Excerpts from a figure dataset:

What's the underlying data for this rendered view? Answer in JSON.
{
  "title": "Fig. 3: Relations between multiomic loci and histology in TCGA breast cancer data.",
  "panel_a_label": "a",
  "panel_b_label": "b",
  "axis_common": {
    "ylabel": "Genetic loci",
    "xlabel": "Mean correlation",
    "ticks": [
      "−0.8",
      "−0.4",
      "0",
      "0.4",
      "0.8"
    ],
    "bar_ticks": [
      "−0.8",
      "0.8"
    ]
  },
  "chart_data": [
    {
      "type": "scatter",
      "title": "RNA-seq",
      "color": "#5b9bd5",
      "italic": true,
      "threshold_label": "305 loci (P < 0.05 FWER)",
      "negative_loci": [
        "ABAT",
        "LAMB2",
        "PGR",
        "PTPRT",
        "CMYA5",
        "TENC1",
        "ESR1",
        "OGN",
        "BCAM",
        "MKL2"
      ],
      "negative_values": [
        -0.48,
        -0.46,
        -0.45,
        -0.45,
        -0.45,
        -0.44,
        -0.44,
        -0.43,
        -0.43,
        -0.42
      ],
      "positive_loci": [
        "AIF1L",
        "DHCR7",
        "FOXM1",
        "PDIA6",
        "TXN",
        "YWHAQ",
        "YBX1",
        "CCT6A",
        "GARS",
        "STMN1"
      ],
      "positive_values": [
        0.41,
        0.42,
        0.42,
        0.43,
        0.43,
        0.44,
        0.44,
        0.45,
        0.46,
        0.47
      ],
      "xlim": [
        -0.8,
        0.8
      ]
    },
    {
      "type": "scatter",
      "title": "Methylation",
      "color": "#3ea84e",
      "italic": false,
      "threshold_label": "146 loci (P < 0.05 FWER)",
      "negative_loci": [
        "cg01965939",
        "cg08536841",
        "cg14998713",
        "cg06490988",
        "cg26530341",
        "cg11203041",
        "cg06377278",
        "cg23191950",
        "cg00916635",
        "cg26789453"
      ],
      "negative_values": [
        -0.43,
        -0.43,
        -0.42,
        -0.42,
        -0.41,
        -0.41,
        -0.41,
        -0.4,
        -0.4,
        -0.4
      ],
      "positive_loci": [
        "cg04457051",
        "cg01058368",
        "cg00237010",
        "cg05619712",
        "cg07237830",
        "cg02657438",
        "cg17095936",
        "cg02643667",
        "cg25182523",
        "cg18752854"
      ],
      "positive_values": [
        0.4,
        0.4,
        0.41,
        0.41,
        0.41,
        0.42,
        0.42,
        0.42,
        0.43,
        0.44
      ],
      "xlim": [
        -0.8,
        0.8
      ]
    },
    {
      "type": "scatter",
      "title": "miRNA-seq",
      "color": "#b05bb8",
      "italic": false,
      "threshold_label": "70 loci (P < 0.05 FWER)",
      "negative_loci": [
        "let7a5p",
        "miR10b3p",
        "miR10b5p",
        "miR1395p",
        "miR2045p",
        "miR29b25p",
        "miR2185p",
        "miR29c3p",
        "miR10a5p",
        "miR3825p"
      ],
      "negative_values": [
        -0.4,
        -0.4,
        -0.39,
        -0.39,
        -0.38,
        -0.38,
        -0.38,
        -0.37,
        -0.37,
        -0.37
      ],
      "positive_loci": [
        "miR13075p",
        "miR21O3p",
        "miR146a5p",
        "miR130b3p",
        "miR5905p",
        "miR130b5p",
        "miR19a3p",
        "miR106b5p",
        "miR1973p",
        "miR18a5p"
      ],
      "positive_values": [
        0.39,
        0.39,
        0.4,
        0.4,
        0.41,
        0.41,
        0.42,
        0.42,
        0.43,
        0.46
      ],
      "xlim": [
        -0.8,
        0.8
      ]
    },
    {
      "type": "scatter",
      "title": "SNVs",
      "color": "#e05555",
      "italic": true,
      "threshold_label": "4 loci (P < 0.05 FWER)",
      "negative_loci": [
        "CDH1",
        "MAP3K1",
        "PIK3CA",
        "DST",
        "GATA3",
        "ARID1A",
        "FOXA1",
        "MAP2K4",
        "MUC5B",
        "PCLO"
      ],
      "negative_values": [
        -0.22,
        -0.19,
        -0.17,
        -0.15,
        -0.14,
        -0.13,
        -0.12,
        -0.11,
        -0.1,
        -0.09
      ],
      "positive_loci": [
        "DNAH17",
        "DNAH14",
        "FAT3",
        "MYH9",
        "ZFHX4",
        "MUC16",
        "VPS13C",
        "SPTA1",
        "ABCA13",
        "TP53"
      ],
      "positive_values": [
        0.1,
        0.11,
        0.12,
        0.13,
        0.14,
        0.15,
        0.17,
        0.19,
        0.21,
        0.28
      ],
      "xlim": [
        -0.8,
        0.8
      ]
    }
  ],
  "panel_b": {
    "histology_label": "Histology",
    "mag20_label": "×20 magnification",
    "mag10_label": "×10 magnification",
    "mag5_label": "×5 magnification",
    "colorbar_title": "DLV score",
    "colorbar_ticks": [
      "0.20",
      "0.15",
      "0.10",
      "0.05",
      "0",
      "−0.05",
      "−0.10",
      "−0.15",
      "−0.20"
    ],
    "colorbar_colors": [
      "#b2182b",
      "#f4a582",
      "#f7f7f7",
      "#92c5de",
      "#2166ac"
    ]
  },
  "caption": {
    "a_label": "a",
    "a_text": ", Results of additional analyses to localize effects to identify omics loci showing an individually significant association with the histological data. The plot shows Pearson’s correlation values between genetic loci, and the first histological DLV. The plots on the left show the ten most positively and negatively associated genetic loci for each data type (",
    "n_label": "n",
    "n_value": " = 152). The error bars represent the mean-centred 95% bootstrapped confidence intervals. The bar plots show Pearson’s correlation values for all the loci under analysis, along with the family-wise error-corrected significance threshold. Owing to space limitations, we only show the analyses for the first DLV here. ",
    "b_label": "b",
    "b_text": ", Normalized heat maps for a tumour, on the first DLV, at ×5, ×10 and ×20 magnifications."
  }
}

**Problem:** Copy each line of the entries that includes the word "FWER".

**Solution to this exercise:**
      "threshold_label": "305 loci (P < 0.05 FWER)",
      "threshold_label": "146 loci (P < 0.05 FWER)",
      "threshold_label": "70 loci (P < 0.05 FWER)",
      "threshold_label": "4 loci (P < 0.05 FWER)",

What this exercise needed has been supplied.